- **Exercise description**
Which lines in the material below contain the word "calendario"? Copy each of them.

- **Recorded data**
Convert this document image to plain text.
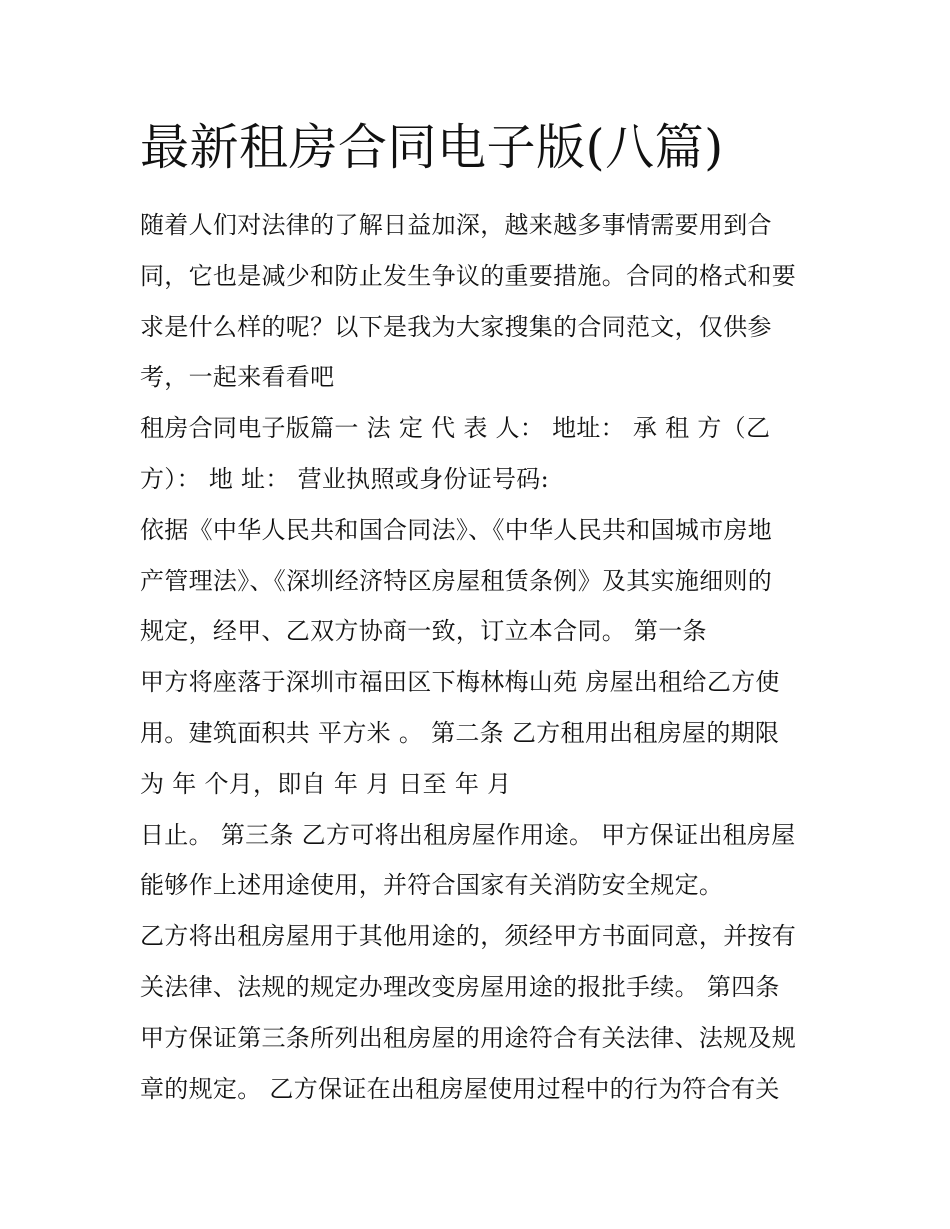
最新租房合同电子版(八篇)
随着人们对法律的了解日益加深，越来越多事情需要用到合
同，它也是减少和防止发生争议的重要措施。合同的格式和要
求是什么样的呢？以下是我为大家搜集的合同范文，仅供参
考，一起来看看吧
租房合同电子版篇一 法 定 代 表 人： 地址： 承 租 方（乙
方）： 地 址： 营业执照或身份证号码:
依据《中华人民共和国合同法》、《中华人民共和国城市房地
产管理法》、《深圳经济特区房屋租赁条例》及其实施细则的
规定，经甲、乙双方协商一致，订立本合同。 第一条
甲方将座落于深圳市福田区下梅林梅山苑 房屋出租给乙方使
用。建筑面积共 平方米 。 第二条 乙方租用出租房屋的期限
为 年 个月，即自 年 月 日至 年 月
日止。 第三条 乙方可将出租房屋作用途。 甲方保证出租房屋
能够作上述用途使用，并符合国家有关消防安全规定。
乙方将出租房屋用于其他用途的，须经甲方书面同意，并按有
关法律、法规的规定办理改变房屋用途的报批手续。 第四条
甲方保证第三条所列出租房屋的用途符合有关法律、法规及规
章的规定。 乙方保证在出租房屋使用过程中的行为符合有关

--

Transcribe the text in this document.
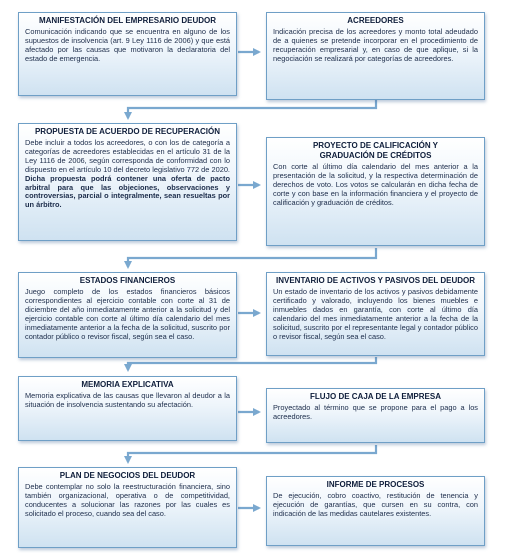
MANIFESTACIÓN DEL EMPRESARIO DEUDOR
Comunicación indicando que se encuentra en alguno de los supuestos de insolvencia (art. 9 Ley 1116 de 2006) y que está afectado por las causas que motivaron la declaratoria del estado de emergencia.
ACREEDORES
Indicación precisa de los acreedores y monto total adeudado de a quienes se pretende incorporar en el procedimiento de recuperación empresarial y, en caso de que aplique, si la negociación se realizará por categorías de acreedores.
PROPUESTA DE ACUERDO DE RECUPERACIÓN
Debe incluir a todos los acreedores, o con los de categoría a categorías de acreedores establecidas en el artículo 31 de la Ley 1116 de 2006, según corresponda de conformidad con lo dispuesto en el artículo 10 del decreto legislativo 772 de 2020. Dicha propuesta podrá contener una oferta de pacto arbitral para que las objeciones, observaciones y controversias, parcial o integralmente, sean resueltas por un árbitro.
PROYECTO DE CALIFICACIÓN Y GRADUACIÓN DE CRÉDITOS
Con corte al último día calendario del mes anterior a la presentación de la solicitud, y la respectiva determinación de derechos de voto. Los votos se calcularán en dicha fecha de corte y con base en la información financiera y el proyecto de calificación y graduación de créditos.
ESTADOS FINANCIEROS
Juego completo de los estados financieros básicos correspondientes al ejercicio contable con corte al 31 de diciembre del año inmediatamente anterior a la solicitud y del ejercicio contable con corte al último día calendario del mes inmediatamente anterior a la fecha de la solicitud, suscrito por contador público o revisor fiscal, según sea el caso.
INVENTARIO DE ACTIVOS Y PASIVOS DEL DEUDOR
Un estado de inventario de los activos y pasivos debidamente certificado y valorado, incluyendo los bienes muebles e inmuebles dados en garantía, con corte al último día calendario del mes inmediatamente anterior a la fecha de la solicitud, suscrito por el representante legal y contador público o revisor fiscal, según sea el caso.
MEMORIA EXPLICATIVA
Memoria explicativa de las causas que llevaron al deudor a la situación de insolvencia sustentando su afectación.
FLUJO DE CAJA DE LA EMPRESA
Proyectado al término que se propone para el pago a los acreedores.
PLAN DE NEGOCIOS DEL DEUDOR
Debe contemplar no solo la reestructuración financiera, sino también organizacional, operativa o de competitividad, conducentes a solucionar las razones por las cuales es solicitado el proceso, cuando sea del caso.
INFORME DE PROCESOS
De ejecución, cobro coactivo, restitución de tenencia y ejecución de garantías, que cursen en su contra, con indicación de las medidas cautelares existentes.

* * *

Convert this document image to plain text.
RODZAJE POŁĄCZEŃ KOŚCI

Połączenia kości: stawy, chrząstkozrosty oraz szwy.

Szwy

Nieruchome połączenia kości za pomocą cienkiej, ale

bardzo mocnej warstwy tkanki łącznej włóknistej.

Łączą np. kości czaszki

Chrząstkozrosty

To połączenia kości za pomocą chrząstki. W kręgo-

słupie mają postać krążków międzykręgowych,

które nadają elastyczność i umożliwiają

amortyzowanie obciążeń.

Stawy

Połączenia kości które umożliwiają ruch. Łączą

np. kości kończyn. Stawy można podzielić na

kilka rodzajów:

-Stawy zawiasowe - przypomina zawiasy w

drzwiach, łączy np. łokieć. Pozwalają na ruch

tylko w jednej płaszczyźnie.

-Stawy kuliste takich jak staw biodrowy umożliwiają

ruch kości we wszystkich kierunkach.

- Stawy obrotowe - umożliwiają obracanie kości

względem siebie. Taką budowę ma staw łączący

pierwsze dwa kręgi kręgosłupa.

- **Result of this task**
Con corte al último día calendario del mes anterior a la presentación de la solicitud, y la respectiva determinación de derechos de voto. Los votos se calcularán en dicha fecha de corte y con base en la información financiera y el proyecto de calificación y graduación de créditos.
Juego completo de los estados financieros básicos correspondientes al ejercicio contable con corte al 31 de diciembre del año inmediatamente anterior a la solicitud y del ejercicio contable con corte al último día calendario del mes inmediatamente anterior a la fecha de la solicitud, suscrito por contador público o revisor fiscal, según sea el caso.
Un estado de inventario de los activos y pasivos debidamente certificado y valorado, incluyendo los bienes muebles e inmuebles dados en garantía, con corte al último día calendario del mes inmediatamente anterior a la fecha de la solicitud, suscrito por el representante legal y contador público o revisor fiscal, según sea el caso.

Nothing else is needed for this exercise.